DATA SUPPLIED:
** begin **
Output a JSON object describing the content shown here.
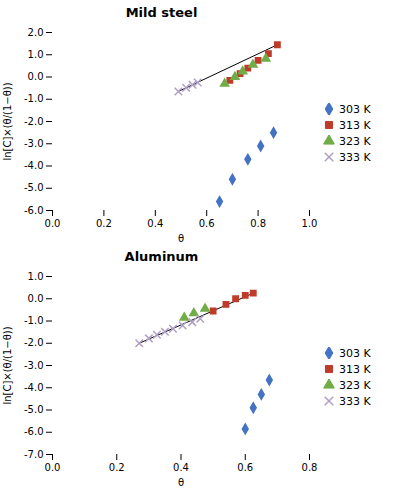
{
  "chart_data": [
    {
      "type": "scatter",
      "title": "Mild steel",
      "xlabel": "θ",
      "ylabel": "ln[C]×(θ/(1−θ))",
      "xlim": [
        0,
        1.0
      ],
      "xticks": [
        {
          "value": 0,
          "label": "0.0"
        },
        0.2,
        0.4,
        0.6,
        0.8,
        {
          "value": 1.0,
          "label": "1.0"
        }
      ],
      "ylim": [
        -6.0,
        2.0
      ],
      "yticks": [
        {
          "value": -6.0,
          "label": "-6.0"
        },
        {
          "value": -5.0,
          "label": "-5.0"
        },
        {
          "value": -4.0,
          "label": "-4.0"
        },
        {
          "value": -3.0,
          "label": "-3.0"
        },
        {
          "value": -2.0,
          "label": "-2.0"
        },
        {
          "value": -1.0,
          "label": "-1.0"
        },
        {
          "value": 0.0,
          "label": "0.0"
        },
        {
          "value": 1.0,
          "label": "1.0"
        },
        {
          "value": 2.0,
          "label": "2.0"
        }
      ],
      "legend": "right",
      "series": [
        {
          "type": "line",
          "color": "#000000",
          "x": [
            0.49,
            0.875
          ],
          "values": [
            -0.65,
            1.45
          ]
        },
        {
          "name": "303 K",
          "color": "#4472C4",
          "marker": "diamond",
          "x": [
            0.65,
            0.7,
            0.76,
            0.81,
            0.86
          ],
          "values": [
            -5.6,
            -4.6,
            -3.7,
            -3.1,
            -2.5
          ]
        },
        {
          "name": "313 K",
          "color": "#BE3B2A",
          "marker": "square",
          "x": [
            0.69,
            0.73,
            0.76,
            0.8,
            0.84,
            0.875
          ],
          "values": [
            -0.15,
            0.15,
            0.4,
            0.75,
            1.05,
            1.45
          ]
        },
        {
          "name": "323 K",
          "color": "#70AD47",
          "marker": "triangle",
          "x": [
            0.67,
            0.71,
            0.74,
            0.78,
            0.83
          ],
          "values": [
            -0.3,
            0.0,
            0.25,
            0.55,
            0.82
          ]
        },
        {
          "name": "333 K",
          "color": "#B0A0C8",
          "marker": "times",
          "x": [
            0.49,
            0.52,
            0.545,
            0.565
          ],
          "values": [
            -0.65,
            -0.48,
            -0.35,
            -0.25
          ]
        }
      ]
    },
    {
      "type": "scatter",
      "title": "Aluminum",
      "xlabel": "θ",
      "ylabel": "ln[C]×(θ/(1−θ))",
      "xlim": [
        0,
        0.8
      ],
      "xticks": [
        {
          "value": 0,
          "label": "0.0"
        },
        0.2,
        0.4,
        0.6,
        0.8
      ],
      "ylim": [
        -7.0,
        1.0
      ],
      "yticks": [
        {
          "value": -7.0,
          "label": "-7.0"
        },
        {
          "value": -6.0,
          "label": "-6.0"
        },
        {
          "value": -5.0,
          "label": "-5.0"
        },
        {
          "value": -4.0,
          "label": "-4.0"
        },
        {
          "value": -3.0,
          "label": "-3.0"
        },
        {
          "value": -2.0,
          "label": "-2.0"
        },
        {
          "value": -1.0,
          "label": "-1.0"
        },
        {
          "value": 0.0,
          "label": "0.0"
        },
        {
          "value": 1.0,
          "label": "1.0"
        }
      ],
      "legend": "right",
      "series": [
        {
          "type": "line",
          "color": "#000000",
          "x": [
            0.27,
            0.625
          ],
          "values": [
            -2.0,
            0.25
          ]
        },
        {
          "name": "303 K",
          "color": "#4472C4",
          "marker": "diamond",
          "x": [
            0.6,
            0.625,
            0.65,
            0.675
          ],
          "values": [
            -5.85,
            -4.9,
            -4.3,
            -3.65
          ]
        },
        {
          "name": "313 K",
          "color": "#BE3B2A",
          "marker": "square",
          "x": [
            0.5,
            0.54,
            0.57,
            0.6,
            0.625
          ],
          "values": [
            -0.55,
            -0.25,
            0.0,
            0.15,
            0.25
          ]
        },
        {
          "name": "323 K",
          "color": "#70AD47",
          "marker": "triangle",
          "x": [
            0.41,
            0.44,
            0.475
          ],
          "values": [
            -0.85,
            -0.65,
            -0.45
          ]
        },
        {
          "name": "333 K",
          "color": "#B0A0C8",
          "marker": "times",
          "x": [
            0.27,
            0.3,
            0.325,
            0.35,
            0.375,
            0.405,
            0.435,
            0.46
          ],
          "values": [
            -2.0,
            -1.78,
            -1.62,
            -1.48,
            -1.35,
            -1.2,
            -1.05,
            -0.9
          ]
        }
      ]
    }
  ]
}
** end **
WHAT TO WORK ON:
Transcribe the full listing above exactly as it stands, minus the pictures.

THE ANSWER:
Output a JSON object describing the content shown here.
{
  "chart_data": [
    {
      "type": "scatter",
      "title": "Mild steel",
      "xlabel": "θ",
      "ylabel": "ln[C]×(θ/(1−θ))",
      "xlim": [
        0,
        1.0
      ],
      "xticks": [
        {
          "value": 0,
          "label": "0.0"
        },
        0.2,
        0.4,
        0.6,
        0.8,
        {
          "value": 1.0,
          "label": "1.0"
        }
      ],
      "ylim": [
        -6.0,
        2.0
      ],
      "yticks": [
        {
          "value": -6.0,
          "label": "-6.0"
        },
        {
          "value": -5.0,
          "label": "-5.0"
        },
        {
          "value": -4.0,
          "label": "-4.0"
        },
        {
          "value": -3.0,
          "label": "-3.0"
        },
        {
          "value": -2.0,
          "label": "-2.0"
        },
        {
          "value": -1.0,
          "label": "-1.0"
        },
        {
          "value": 0.0,
          "label": "0.0"
        },
        {
          "value": 1.0,
          "label": "1.0"
        },
        {
          "value": 2.0,
          "label": "2.0"
        }
      ],
      "legend": "right",
      "series": [
        {
          "type": "line",
          "color": "#000000",
          "x": [
            0.49,
            0.875
          ],
          "values": [
            -0.65,
            1.45
          ]
        },
        {
          "name": "303 K",
          "color": "#4472C4",
          "marker": "diamond",
          "x": [
            0.65,
            0.7,
            0.76,
            0.81,
            0.86
          ],
          "values": [
            -5.6,
            -4.6,
            -3.7,
            -3.1,
            -2.5
          ]
        },
        {
          "name": "313 K",
          "color": "#BE3B2A",
          "marker": "square",
          "x": [
            0.69,
            0.73,
            0.76,
            0.8,
            0.84,
            0.875
          ],
          "values": [
            -0.15,
            0.15,
            0.4,
            0.75,
            1.05,
            1.45
          ]
        },
        {
          "name": "323 K",
          "color": "#70AD47",
          "marker": "triangle",
          "x": [
            0.67,
            0.71,
            0.74,
            0.78,
            0.83
          ],
          "values": [
            -0.3,
            0.0,
            0.25,
            0.55,
            0.82
          ]
        },
        {
          "name": "333 K",
          "color": "#B0A0C8",
          "marker": "times",
          "x": [
            0.49,
            0.52,
            0.545,
            0.565
          ],
          "values": [
            -0.65,
            -0.48,
            -0.35,
            -0.25
          ]
        }
      ]
    },
    {
      "type": "scatter",
      "title": "Aluminum",
      "xlabel": "θ",
      "ylabel": "ln[C]×(θ/(1−θ))",
      "xlim": [
        0,
        0.8
      ],
      "xticks": [
        {
          "value": 0,
          "label": "0.0"
        },
        0.2,
        0.4,
        0.6,
        0.8
      ],
      "ylim": [
        -7.0,
        1.0
      ],
      "yticks": [
        {
          "value": -7.0,
          "label": "-7.0"
        },
        {
          "value": -6.0,
          "label": "-6.0"
        },
        {
          "value": -5.0,
          "label": "-5.0"
        },
        {
          "value": -4.0,
          "label": "-4.0"
        },
        {
          "value": -3.0,
          "label": "-3.0"
        },
        {
          "value": -2.0,
          "label": "-2.0"
        },
        {
          "value": -1.0,
          "label": "-1.0"
        },
        {
          "value": 0.0,
          "label": "0.0"
        },
        {
          "value": 1.0,
          "label": "1.0"
        }
      ],
      "legend": "right",
      "series": [
        {
          "type": "line",
          "color": "#000000",
          "x": [
            0.27,
            0.625
          ],
          "values": [
            -2.0,
            0.25
          ]
        },
        {
          "name": "303 K",
          "color": "#4472C4",
          "marker": "diamond",
          "x": [
            0.6,
            0.625,
            0.65,
            0.675
          ],
          "values": [
            -5.85,
            -4.9,
            -4.3,
            -3.65
          ]
        },
        {
          "name": "313 K",
          "color": "#BE3B2A",
          "marker": "square",
          "x": [
            0.5,
            0.54,
            0.57,
            0.6,
            0.625
          ],
          "values": [
            -0.55,
            -0.25,
            0.0,
            0.15,
            0.25
          ]
        },
        {
          "name": "323 K",
          "color": "#70AD47",
          "marker": "triangle",
          "x": [
            0.41,
            0.44,
            0.475
          ],
          "values": [
            -0.85,
            -0.65,
            -0.45
          ]
        },
        {
          "name": "333 K",
          "color": "#B0A0C8",
          "marker": "times",
          "x": [
            0.27,
            0.3,
            0.325,
            0.35,
            0.375,
            0.405,
            0.435,
            0.46
          ],
          "values": [
            -2.0,
            -1.78,
            -1.62,
            -1.48,
            -1.35,
            -1.2,
            -1.05,
            -0.9
          ]
        }
      ]
    }
  ]
}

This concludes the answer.